[EXERCISE DIRECTIONS] Copy every line of the material below character for character, leaving out the pictures.

[Element boundary records]
----
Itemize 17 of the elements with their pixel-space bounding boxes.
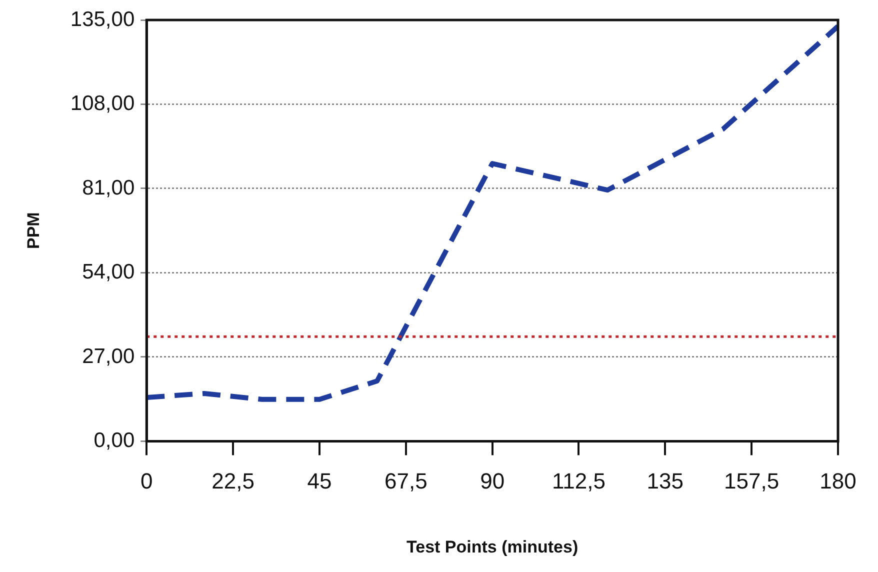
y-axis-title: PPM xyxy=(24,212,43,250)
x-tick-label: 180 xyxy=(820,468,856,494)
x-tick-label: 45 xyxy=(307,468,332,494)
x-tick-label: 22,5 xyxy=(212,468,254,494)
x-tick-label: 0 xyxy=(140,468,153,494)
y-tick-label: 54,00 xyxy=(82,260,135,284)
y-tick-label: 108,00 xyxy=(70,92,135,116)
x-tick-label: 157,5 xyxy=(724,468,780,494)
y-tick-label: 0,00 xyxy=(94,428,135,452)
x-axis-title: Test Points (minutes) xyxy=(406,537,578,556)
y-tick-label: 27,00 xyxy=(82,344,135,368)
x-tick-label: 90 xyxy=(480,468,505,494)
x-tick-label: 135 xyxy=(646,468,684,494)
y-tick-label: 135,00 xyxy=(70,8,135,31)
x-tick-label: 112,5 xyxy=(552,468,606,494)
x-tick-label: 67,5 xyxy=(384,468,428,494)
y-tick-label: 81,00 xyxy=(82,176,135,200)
----
[SOLUTION TO THE PROBLEM]
Itemize 17 of the elements with their pixel-space bounding boxes.
y-axis-title: PPM xyxy=(24,212,43,250)
x-tick-label: 180 xyxy=(820,468,856,494)
x-tick-label: 45 xyxy=(307,468,332,494)
x-tick-label: 22,5 xyxy=(212,468,254,494)
x-tick-label: 0 xyxy=(140,468,153,494)
y-tick-label: 54,00 xyxy=(82,260,135,284)
y-tick-label: 108,00 xyxy=(70,92,135,116)
x-tick-label: 157,5 xyxy=(724,468,780,494)
y-tick-label: 0,00 xyxy=(94,428,135,452)
x-axis-title: Test Points (minutes) xyxy=(406,537,578,556)
y-tick-label: 27,00 xyxy=(82,344,135,368)
x-tick-label: 90 xyxy=(480,468,505,494)
x-tick-label: 135 xyxy=(646,468,684,494)
y-tick-label: 135,00 xyxy=(70,8,135,31)
x-tick-label: 112,5 xyxy=(552,468,606,494)
x-tick-label: 67,5 xyxy=(384,468,428,494)
y-tick-label: 81,00 xyxy=(82,176,135,200)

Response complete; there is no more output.